- [PROBLEM DETAILS]: Transcribe the material in full. Nothing should differ except that the pictures are left out.

>> BEGIN

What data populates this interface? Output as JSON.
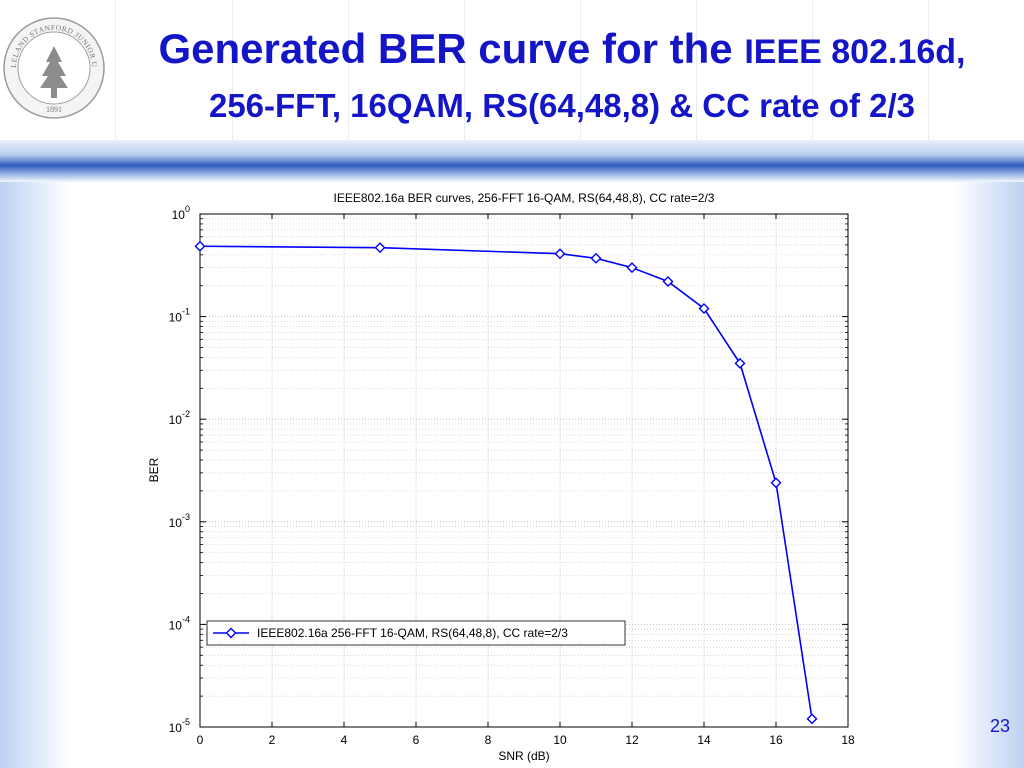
{
  "slide": {
    "title_main": "Generated BER curve for the",
    "title_small": "IEEE 802.16d,",
    "title_line2": "256-FFT, 16QAM, RS(64,48,8) & CC rate of 2/3",
    "page_number": "23",
    "seal_year": "1891",
    "seal_text": "LELAND STANFORD JUNIOR UNIVERSITY",
    "accent_color": "#1515c8"
  },
  "chart_data": {
    "type": "line",
    "title": "IEEE802.16a BER curves, 256-FFT 16-QAM, RS(64,48,8), CC rate=2/3",
    "xlabel": "SNR (dB)",
    "ylabel": "BER",
    "xlim": [
      0,
      18
    ],
    "ylim": [
      1e-05,
      1
    ],
    "yscale": "log",
    "grid": true,
    "legend_position": "lower-left",
    "x_ticks": [
      "0",
      "2",
      "4",
      "6",
      "8",
      "10",
      "12",
      "14",
      "16",
      "18"
    ],
    "y_ticks": [
      {
        "base": "10",
        "exp": "0"
      },
      {
        "base": "10",
        "exp": "-1"
      },
      {
        "base": "10",
        "exp": "-2"
      },
      {
        "base": "10",
        "exp": "-3"
      },
      {
        "base": "10",
        "exp": "-4"
      },
      {
        "base": "10",
        "exp": "-5"
      }
    ],
    "series": [
      {
        "name": "IEEE802.16a 256-FFT 16-QAM, RS(64,48,8), CC rate=2/3",
        "color": "#0000ff",
        "marker": "diamond",
        "x": [
          0,
          5,
          10,
          11,
          12,
          13,
          14,
          15,
          16,
          17
        ],
        "y": [
          0.485,
          0.47,
          0.41,
          0.37,
          0.3,
          0.22,
          0.12,
          0.035,
          0.0024,
          1.2e-05
        ]
      }
    ]
  }
}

>> END

- [RESPONSE BELOW]:
What data populates this interface? Output as JSON.
{
  "slide": {
    "title_main": "Generated BER curve for the",
    "title_small": "IEEE 802.16d,",
    "title_line2": "256-FFT, 16QAM, RS(64,48,8) & CC rate of 2/3",
    "page_number": "23",
    "seal_year": "1891",
    "seal_text": "LELAND STANFORD JUNIOR UNIVERSITY",
    "accent_color": "#1515c8"
  },
  "chart_data": {
    "type": "line",
    "title": "IEEE802.16a BER curves, 256-FFT 16-QAM, RS(64,48,8), CC rate=2/3",
    "xlabel": "SNR (dB)",
    "ylabel": "BER",
    "xlim": [
      0,
      18
    ],
    "ylim": [
      1e-05,
      1
    ],
    "yscale": "log",
    "grid": true,
    "legend_position": "lower-left",
    "x_ticks": [
      "0",
      "2",
      "4",
      "6",
      "8",
      "10",
      "12",
      "14",
      "16",
      "18"
    ],
    "y_ticks": [
      {
        "base": "10",
        "exp": "0"
      },
      {
        "base": "10",
        "exp": "-1"
      },
      {
        "base": "10",
        "exp": "-2"
      },
      {
        "base": "10",
        "exp": "-3"
      },
      {
        "base": "10",
        "exp": "-4"
      },
      {
        "base": "10",
        "exp": "-5"
      }
    ],
    "series": [
      {
        "name": "IEEE802.16a 256-FFT 16-QAM, RS(64,48,8), CC rate=2/3",
        "color": "#0000ff",
        "marker": "diamond",
        "x": [
          0,
          5,
          10,
          11,
          12,
          13,
          14,
          15,
          16,
          17
        ],
        "y": [
          0.485,
          0.47,
          0.41,
          0.37,
          0.3,
          0.22,
          0.12,
          0.035,
          0.0024,
          1.2e-05
        ]
      }
    ]
  }
}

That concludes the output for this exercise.